Drop the images; return everything else in the listing below exactly.

--- START OF Material for this task ---

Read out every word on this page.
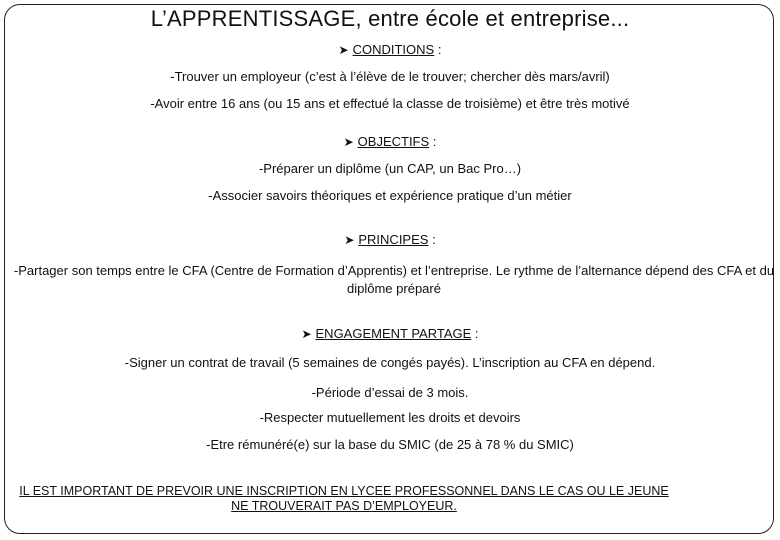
L’APPRENTISSAGE, entre école et entreprise...
➤ CONDITIONS :
-Trouver un employeur (c’est à l’élève de le trouver; chercher dès mars/avril)
-Avoir entre 16 ans (ou 15 ans et effectué la classe de troisième) et être très motivé
➤ OBJECTIFS :
-Préparer un diplôme (un CAP, un Bac Pro…)
-Associer savoirs théoriques et expérience pratique d’un métier
➤ PRINCIPES :
-Partager son temps entre le CFA (Centre de Formation d’Apprentis) et l’entreprise. Le rythme de l’alternance dépend des CFA et du diplôme préparé
➤ ENGAGEMENT PARTAGE :
-Signer un contrat de travail (5 semaines de congés payés). L’inscription au CFA en dépend.
-Période d’essai de 3 mois.
-Respecter mutuellement les droits et devoirs
-Etre rémunéré(e) sur la base du SMIC (de 25 à 78 % du SMIC)
IL EST IMPORTANT DE PREVOIR UNE INSCRIPTION EN LYCEE PROFESSONNEL DANS LE CAS OU LE JEUNE NE TROUVERAIT PAS D’EMPLOYEUR.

--- END OF Material for this task ---

### [Full response]
Read out every word on this page.
L’APPRENTISSAGE, entre école et entreprise...
➤ CONDITIONS :
-Trouver un employeur (c’est à l’élève de le trouver; chercher dès mars/avril)
-Avoir entre 16 ans (ou 15 ans et effectué la classe de troisième) et être très motivé
➤ OBJECTIFS :
-Préparer un diplôme (un CAP, un Bac Pro…)
-Associer savoirs théoriques et expérience pratique d’un métier
➤ PRINCIPES :
-Partager son temps entre le CFA (Centre de Formation d’Apprentis) et l’entreprise. Le rythme de l’alternance dépend des CFA et du diplôme préparé
➤ ENGAGEMENT PARTAGE :
-Signer un contrat de travail (5 semaines de congés payés). L’inscription au CFA en dépend.
-Période d’essai de 3 mois.
-Respecter mutuellement les droits et devoirs
-Etre rémunéré(e) sur la base du SMIC (de 25 à 78 % du SMIC)
IL EST IMPORTANT DE PREVOIR UNE INSCRIPTION EN LYCEE PROFESSONNEL DANS LE CAS OU LE JEUNE NE TROUVERAIT PAS D’EMPLOYEUR.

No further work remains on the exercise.